Provided data:

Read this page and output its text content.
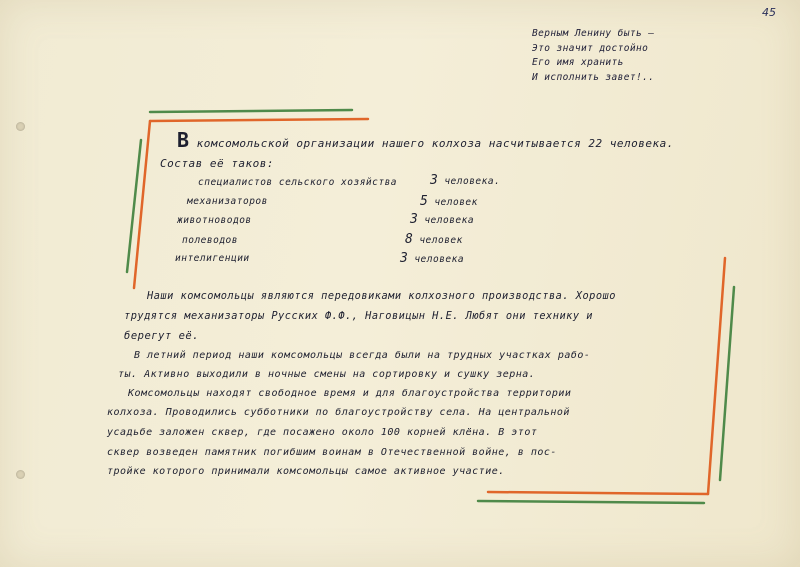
45
Верным Ленину быть —
Это значит достойно
Его имя хранить
И исполнить завет!..
В комсомольской организации нашего колхоза насчитывается 22 человека.
Состав её таков:
специалистов сельского хозяйства	3 человека.
механизаторов	5 человек
животноводов	3 человека
полеводов	8 человек
интелигенции	3 человека
Наши комсомольцы являются передовиками колхозного производства. Хорошо
трудятся механизаторы Русских Ф.Ф., Наговицын Н.Е. Любят они технику и
берегут её.
В летний период наши комсомольцы всегда были на трудных участках рабо-
ты. Активно выходили в ночные смены на сортировку и сушку зерна.
Комсомольцы находят свободное время и для благоустройства территории
колхоза. Проводились субботники по благоустройству села. На центральной
усадьбе заложен сквер, где посажено около 100 корней клёна. В этот
сквер возведен памятник погибшим воинам в Отечественной войне, в пос-
тройке которого принимали комсомольцы самое активное участие.
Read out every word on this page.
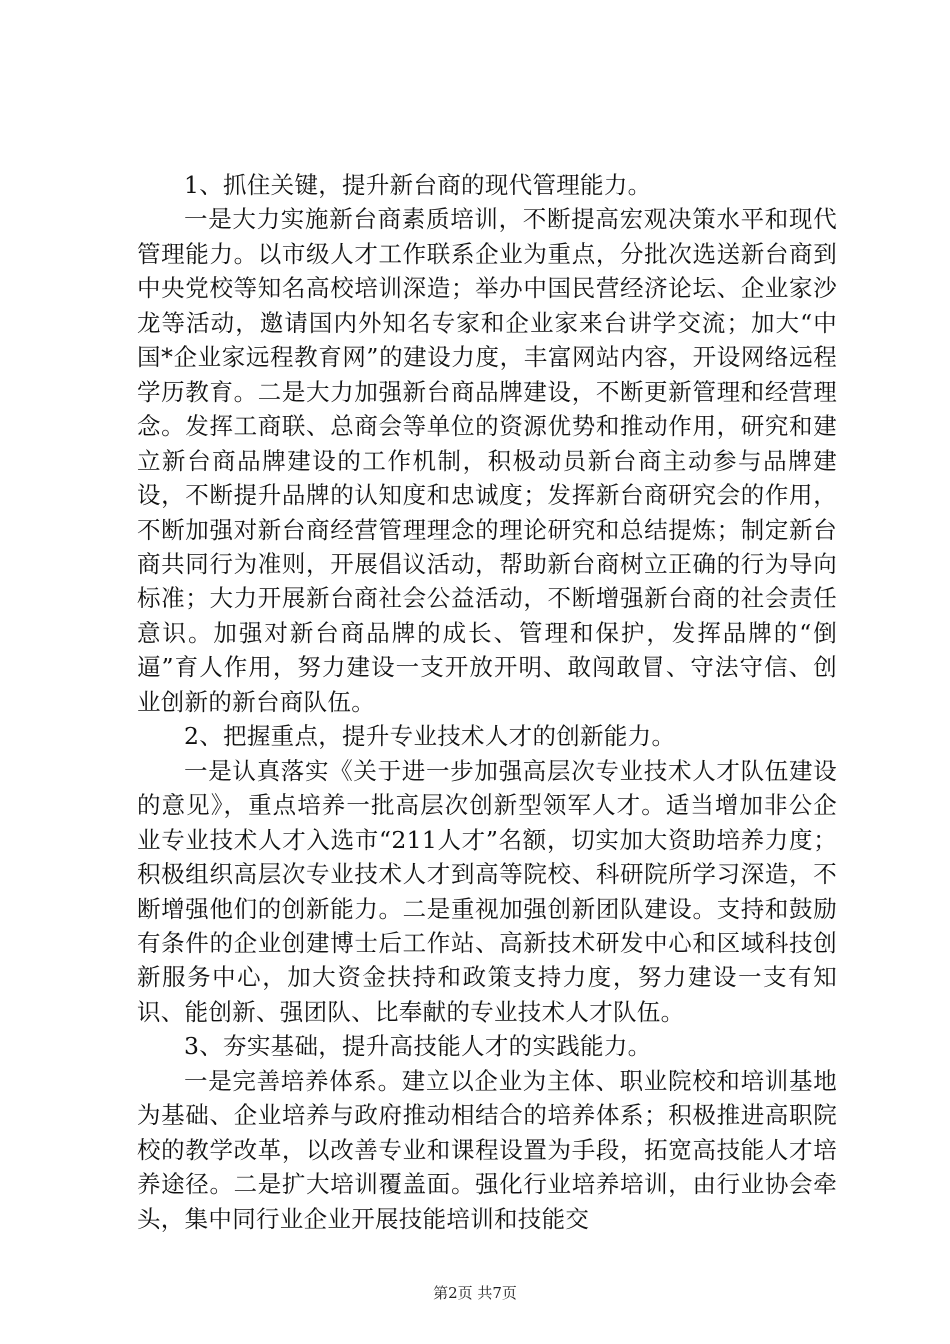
1、抓住关键，提升新台商的现代管理能力。

一是大力实施新台商素质培训，不断提高宏观决策水平和现代管理能力。以市级人才工作联系企业为重点，分批次选送新台商到中央党校等知名高校培训深造；举办中国民营经济论坛、企业家沙龙等活动，邀请国内外知名专家和企业家来台讲学交流；加大“中国*企业家远程教育网”的建设力度，丰富网站内容，开设网络远程学历教育。二是大力加强新台商品牌建设，不断更新管理和经营理念。发挥工商联、总商会等单位的资源优势和推动作用，研究和建立新台商品牌建设的工作机制，积极动员新台商主动参与品牌建设，不断提升品牌的认知度和忠诚度；发挥新台商研究会的作用，不断加强对新台商经营管理理念的理论研究和总结提炼；制定新台商共同行为准则，开展倡议活动，帮助新台商树立正确的行为导向标准；大力开展新台商社会公益活动，不断增强新台商的社会责任意识。加强对新台商品牌的成长、管理和保护，发挥品牌的“倒逼”育人作用，努力建设一支开放开明、敢闯敢冒、守法守信、创业创新的新台商队伍。

2、把握重点，提升专业技术人才的创新能力。

一是认真落实《关于进一步加强高层次专业技术人才队伍建设的意见》，重点培养一批高层次创新型领军人才。适当增加非公企业专业技术人才入选市“211人才”名额，切实加大资助培养力度；积极组织高层次专业技术人才到高等院校、科研院所学习深造，不断增强他们的创新能力。二是重视加强创新团队建设。支持和鼓励有条件的企业创建博士后工作站、高新技术研发中心和区域科技创新服务中心，加大资金扶持和政策支持力度，努力建设一支有知识、能创新、强团队、比奉献的专业技术人才队伍。

3、夯实基础，提升高技能人才的实践能力。

一是完善培养体系。建立以企业为主体、职业院校和培训基地为基础、企业培养与政府推动相结合的培养体系；积极推进高职院校的教学改革，以改善专业和课程设置为手段，拓宽高技能人才培养途径。二是扩大培训覆盖面。强化行业培养培训，由行业协会牵头，集中同行业企业开展技能培训和技能交

第2页 共7页
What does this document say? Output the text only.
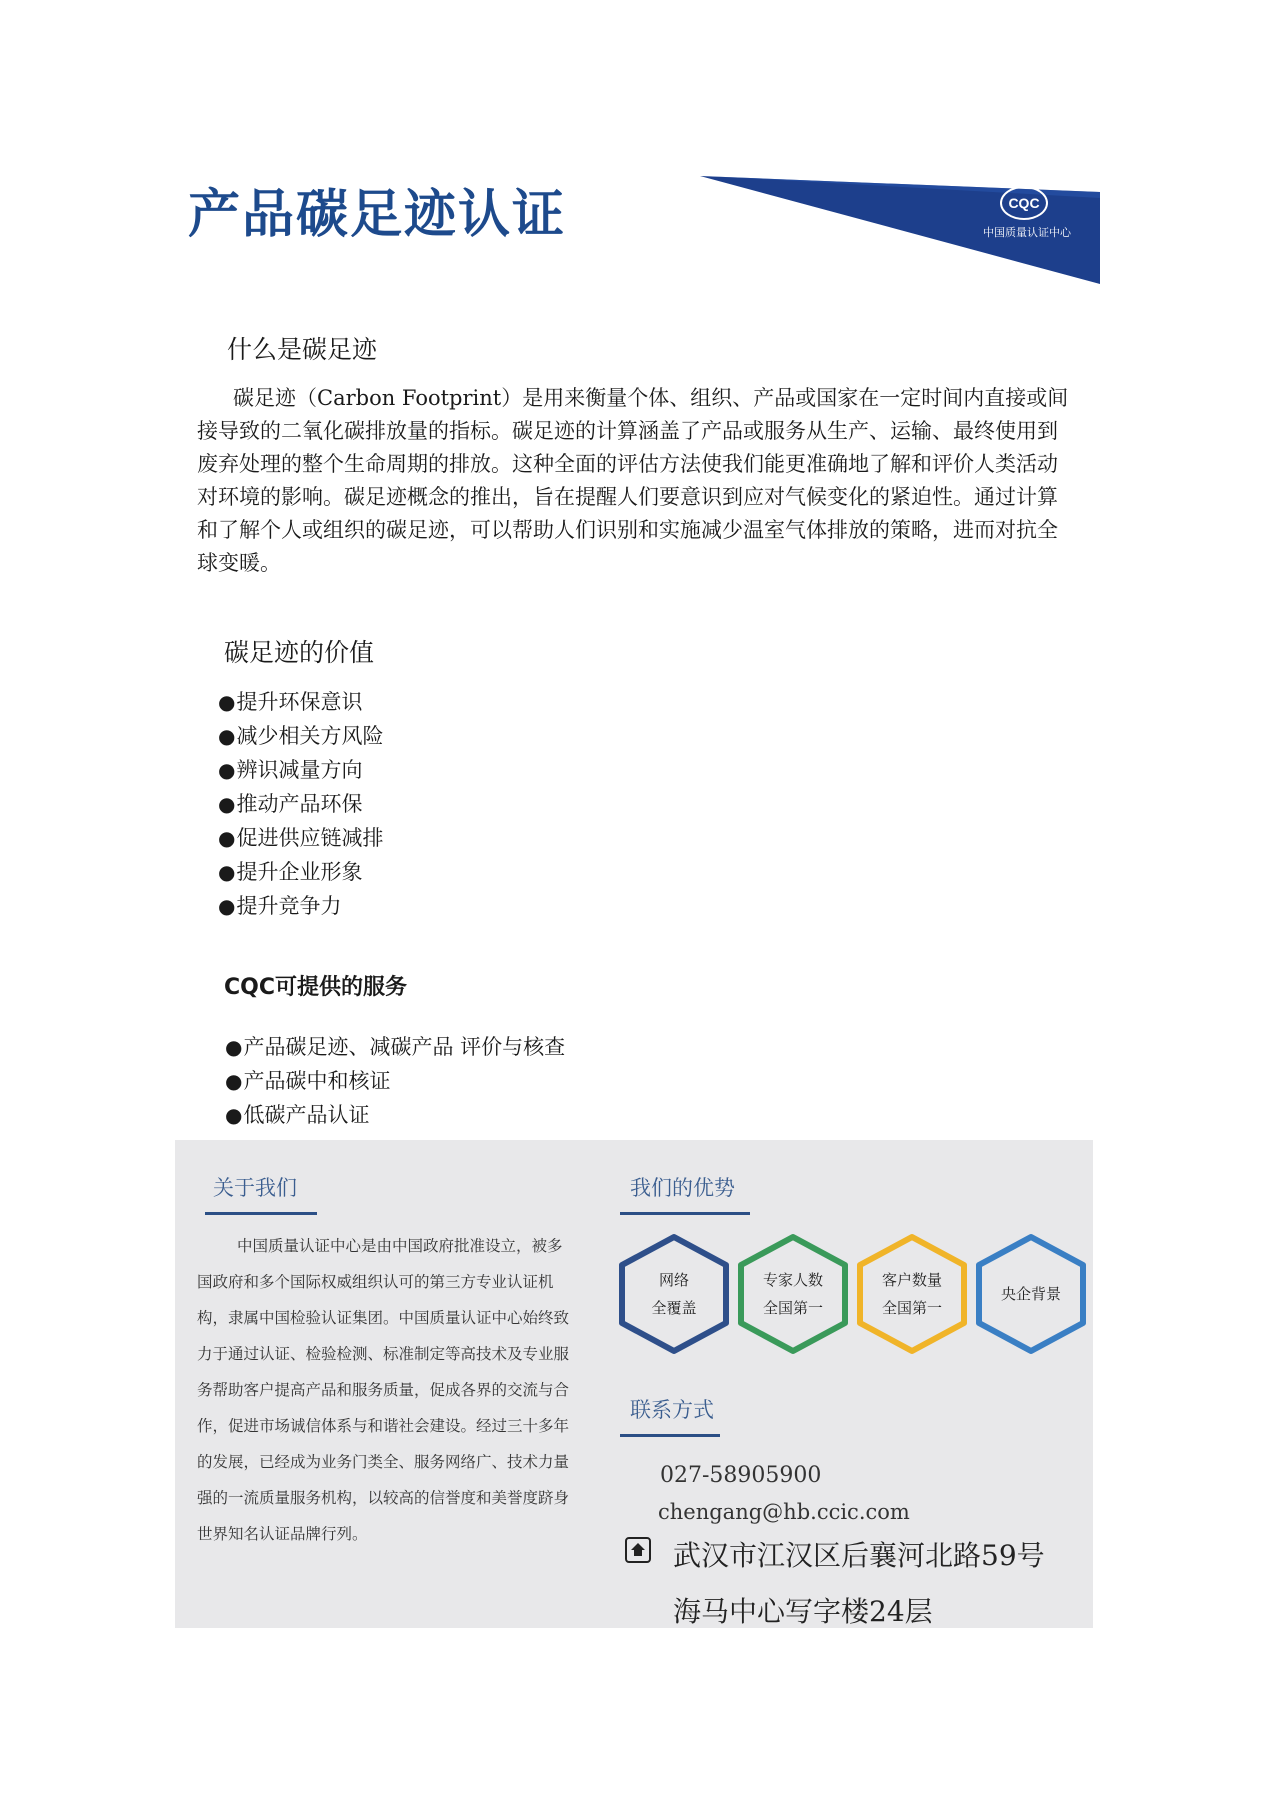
产品碳足迹认证	CQC
中国质量认证中心
什么是碳足迹

碳足迹（Carbon Footprint）是用来衡量个体、组织、产品或国家在一定时间内直接或间接导致的二氧化碳排放量的指标。碳足迹的计算涵盖了产品或服务从生产、运输、最终使用到废弃处理的整个生命周期的排放。这种全面的评估方法使我们能更准确地了解和评价人类活动对环境的影响。碳足迹概念的推出，旨在提醒人们要意识到应对气候变化的紧迫性。通过计算和了解个人或组织的碳足迹，可以帮助人们识别和实施减少温室气体排放的策略，进而对抗全球变暖。

碳足迹的价值
● 提升环保意识
● 减少相关方风险
● 辨识减量方向
● 推动产品环保
● 促进供应链减排
● 提升企业形象
● 提升竞争力
CQC可提供的服务
● 产品碳足迹、减碳产品 评价与核查
● 产品碳中和核证
● 低碳产品认证
关于我们

中国质量认证中心是由中国政府批准设立，被多国政府和多个国际权威组织认可的第三方专业认证机构，隶属中国检验认证集团。中国质量认证中心始终致力于通过认证、检验检测、标准制定等高技术及专业服务帮助客户提高产品和服务质量，促成各界的交流与合作，促进市场诚信体系与和谐社会建设。经过三十多年的发展，已经成为业务门类全、服务网络广、技术力量强的一流质量服务机构，以较高的信誉度和美誉度跻身世界知名认证品牌行列。

我们的优势
网络
全覆盖
专家人数
全国第一
客户数量
全国第一
央企背景
联系方式
027-58905900
chengang@hb.ccic.com
武汉市江汉区后襄河北路59号
海马中心写字楼24层
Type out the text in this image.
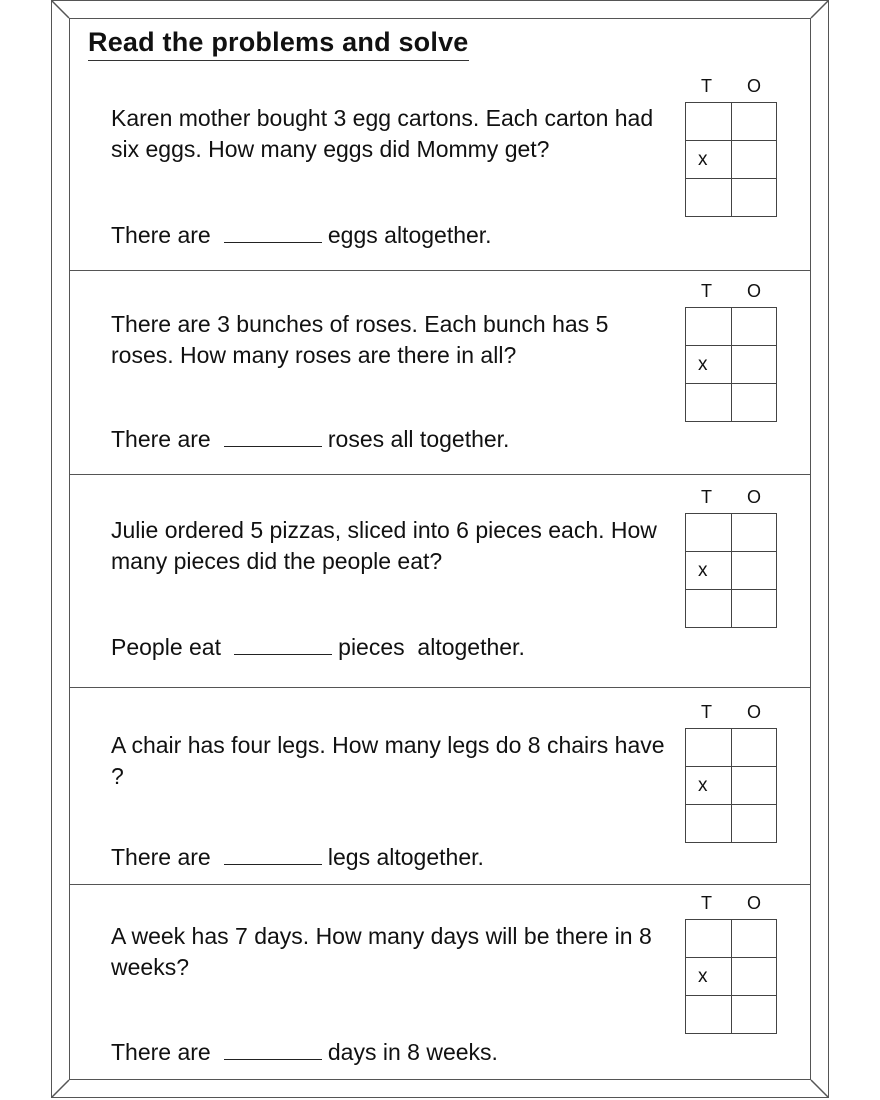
Read the problems and solve

Karen mother bought 3 egg cartons. Each carton had six eggs. How many eggs did Mommy get?

There are	eggs altogether.

T O

x	

There are 3 bunches of roses. Each bunch has 5 roses. How many roses are there in all?

There are	roses all together.

T O

x	

Julie ordered 5 pizzas, sliced into 6 pieces each. How many pieces did the people eat?

People eat	pieces  altogether.

T O

x	

A chair has four legs. How many legs do 8 chairs have ?

There are	legs altogether.

T O

x	

A week has 7 days. How many days will be there in 8 weeks?

There are	days in 8 weeks.

T O

x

Problem requirements: Find the line containing "Type out the text in this image." in the listing above. Please restate word for word that line through the last one, leaving out the pictures.

Task result:
Type out the text in this image.
Read the problems and solve

Karen mother bought 3 egg cartons. Each carton had six eggs. How many eggs did Mommy get?

There are	eggs altogether.

T O

x	

There are 3 bunches of roses. Each bunch has 5 roses. How many roses are there in all?

There are	roses all together.

T O

x	

Julie ordered 5 pizzas, sliced into 6 pieces each. How many pieces did the people eat?

People eat	pieces  altogether.

T O

x	

A chair has four legs. How many legs do 8 chairs have ?

There are	legs altogether.

T O

x	

A week has 7 days. How many days will be there in 8 weeks?

There are	days in 8 weeks.

T O

x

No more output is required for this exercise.